# LISTED ENTRIES:
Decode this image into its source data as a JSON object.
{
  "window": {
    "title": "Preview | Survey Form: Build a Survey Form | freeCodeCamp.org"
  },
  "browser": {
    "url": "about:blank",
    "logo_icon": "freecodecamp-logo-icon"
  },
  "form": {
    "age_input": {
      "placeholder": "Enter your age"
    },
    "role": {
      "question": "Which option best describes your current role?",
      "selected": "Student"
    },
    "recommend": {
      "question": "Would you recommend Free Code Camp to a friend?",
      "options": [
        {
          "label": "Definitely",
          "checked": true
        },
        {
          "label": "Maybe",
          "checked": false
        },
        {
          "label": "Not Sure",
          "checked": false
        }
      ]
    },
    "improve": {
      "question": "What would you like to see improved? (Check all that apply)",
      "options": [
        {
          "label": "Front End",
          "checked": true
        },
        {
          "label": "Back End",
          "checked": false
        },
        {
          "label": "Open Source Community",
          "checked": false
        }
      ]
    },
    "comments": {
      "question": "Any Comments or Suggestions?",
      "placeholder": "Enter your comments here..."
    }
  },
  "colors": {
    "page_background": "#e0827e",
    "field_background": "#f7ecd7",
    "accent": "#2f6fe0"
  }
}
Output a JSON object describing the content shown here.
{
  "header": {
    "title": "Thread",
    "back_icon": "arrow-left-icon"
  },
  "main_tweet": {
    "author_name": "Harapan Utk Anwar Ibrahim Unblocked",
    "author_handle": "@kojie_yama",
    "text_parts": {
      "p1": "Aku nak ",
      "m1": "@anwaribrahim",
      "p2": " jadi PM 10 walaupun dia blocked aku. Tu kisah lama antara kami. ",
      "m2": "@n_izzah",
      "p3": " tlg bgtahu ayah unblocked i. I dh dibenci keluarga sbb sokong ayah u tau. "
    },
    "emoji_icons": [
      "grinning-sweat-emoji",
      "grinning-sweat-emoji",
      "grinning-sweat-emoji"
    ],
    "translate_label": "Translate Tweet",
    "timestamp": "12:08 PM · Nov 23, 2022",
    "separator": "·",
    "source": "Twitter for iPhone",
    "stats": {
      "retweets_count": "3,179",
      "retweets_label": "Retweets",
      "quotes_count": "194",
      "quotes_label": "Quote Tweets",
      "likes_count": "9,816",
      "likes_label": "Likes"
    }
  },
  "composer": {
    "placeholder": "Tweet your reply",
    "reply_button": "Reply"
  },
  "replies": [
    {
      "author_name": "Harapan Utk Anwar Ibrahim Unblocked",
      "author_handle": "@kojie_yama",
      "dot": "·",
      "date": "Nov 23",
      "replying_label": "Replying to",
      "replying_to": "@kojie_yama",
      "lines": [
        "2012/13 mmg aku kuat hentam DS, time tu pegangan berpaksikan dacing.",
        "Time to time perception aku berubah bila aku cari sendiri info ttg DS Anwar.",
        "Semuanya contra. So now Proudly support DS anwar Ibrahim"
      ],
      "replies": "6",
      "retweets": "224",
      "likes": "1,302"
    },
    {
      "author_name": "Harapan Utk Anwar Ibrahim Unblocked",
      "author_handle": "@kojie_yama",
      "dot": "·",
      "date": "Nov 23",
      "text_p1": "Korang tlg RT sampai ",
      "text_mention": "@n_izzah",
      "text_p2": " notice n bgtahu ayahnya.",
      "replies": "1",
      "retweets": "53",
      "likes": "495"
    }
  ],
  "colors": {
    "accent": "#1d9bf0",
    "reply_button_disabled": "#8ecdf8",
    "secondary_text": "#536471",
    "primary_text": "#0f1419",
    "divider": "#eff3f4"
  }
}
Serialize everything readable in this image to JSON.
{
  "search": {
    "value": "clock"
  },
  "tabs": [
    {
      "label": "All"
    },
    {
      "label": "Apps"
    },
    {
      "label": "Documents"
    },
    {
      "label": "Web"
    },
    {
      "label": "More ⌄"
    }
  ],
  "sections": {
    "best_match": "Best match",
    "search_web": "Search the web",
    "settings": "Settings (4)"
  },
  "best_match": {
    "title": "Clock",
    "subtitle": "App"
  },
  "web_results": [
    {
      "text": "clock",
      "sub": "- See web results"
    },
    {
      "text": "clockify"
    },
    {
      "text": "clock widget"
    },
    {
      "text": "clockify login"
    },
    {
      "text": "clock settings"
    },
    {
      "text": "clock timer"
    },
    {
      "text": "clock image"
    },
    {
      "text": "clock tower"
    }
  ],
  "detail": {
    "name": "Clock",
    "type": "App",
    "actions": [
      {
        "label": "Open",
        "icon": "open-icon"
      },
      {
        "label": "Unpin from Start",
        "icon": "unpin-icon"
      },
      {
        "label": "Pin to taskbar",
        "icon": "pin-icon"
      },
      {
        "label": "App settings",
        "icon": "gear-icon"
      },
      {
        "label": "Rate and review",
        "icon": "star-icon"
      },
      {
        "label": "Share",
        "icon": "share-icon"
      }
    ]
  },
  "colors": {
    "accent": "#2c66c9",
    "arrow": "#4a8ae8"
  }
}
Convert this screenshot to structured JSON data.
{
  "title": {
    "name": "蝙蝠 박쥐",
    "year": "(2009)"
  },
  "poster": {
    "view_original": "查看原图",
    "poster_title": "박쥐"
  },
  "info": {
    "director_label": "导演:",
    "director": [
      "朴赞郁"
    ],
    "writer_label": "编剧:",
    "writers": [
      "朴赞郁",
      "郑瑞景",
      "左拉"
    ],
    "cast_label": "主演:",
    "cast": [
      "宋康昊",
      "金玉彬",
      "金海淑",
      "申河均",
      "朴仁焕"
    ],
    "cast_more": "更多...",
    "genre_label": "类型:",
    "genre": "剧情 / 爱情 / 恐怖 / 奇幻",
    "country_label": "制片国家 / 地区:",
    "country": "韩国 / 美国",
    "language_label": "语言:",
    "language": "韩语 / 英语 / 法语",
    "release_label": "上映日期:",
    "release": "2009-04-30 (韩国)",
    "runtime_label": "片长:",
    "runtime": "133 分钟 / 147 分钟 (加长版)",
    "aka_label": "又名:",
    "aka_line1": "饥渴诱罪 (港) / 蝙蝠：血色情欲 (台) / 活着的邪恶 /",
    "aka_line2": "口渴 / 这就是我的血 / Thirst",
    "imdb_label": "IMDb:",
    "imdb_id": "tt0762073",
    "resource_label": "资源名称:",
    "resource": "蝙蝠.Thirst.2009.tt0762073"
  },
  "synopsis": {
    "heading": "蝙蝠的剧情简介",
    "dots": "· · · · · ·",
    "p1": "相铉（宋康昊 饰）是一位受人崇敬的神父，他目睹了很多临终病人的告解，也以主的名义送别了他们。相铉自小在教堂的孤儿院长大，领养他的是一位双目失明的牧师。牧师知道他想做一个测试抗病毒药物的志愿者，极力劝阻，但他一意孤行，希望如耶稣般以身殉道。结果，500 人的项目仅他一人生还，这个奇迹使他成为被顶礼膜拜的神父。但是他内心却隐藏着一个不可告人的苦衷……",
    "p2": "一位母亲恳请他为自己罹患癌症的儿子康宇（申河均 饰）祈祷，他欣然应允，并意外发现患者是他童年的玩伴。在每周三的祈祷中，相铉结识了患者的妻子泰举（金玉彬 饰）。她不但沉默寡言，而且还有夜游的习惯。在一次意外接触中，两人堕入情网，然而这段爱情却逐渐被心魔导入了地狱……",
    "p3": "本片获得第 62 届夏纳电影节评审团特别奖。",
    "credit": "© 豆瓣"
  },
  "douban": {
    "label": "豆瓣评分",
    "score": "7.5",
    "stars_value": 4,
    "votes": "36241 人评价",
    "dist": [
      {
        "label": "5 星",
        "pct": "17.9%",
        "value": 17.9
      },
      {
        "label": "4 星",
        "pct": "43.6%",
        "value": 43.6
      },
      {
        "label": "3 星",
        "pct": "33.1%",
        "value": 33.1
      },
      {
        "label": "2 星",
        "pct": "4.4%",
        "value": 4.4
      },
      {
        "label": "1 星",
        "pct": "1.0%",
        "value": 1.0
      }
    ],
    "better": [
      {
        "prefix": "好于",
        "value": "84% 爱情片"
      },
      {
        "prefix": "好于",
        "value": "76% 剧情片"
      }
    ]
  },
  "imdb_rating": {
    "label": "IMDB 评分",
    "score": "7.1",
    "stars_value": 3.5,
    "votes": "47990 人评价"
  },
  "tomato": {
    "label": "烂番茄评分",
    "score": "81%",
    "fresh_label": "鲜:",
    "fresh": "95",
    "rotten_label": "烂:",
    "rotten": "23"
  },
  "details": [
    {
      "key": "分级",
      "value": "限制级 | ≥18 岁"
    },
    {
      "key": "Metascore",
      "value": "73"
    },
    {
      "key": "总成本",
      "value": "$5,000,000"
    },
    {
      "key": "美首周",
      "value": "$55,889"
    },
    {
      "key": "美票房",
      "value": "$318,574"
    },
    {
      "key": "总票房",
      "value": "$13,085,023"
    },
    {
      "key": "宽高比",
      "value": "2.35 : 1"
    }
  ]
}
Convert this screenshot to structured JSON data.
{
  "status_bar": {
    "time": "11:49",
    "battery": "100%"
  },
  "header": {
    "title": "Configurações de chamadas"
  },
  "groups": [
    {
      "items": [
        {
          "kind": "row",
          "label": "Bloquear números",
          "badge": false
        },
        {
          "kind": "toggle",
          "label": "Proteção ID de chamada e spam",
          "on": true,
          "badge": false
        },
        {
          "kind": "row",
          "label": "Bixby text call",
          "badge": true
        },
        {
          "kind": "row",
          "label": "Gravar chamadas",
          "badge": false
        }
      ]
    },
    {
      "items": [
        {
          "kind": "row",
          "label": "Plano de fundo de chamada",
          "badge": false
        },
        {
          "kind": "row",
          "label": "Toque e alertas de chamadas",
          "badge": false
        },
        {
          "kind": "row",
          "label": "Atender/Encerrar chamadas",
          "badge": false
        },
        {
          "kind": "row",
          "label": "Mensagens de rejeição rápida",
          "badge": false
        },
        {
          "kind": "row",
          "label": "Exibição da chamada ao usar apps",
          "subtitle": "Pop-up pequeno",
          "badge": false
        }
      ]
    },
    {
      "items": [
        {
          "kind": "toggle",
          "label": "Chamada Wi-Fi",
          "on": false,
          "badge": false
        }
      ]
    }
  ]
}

# REQUIRED TASK:
Where a line in the entries holds "chamadas", copy that line.

# REPLY TO THE TASK:
    "title": "Configurações de chamadas"
          "label": "Gravar chamadas",
          "label": "Toque e alertas de chamadas",
          "label": "Atender/Encerrar chamadas",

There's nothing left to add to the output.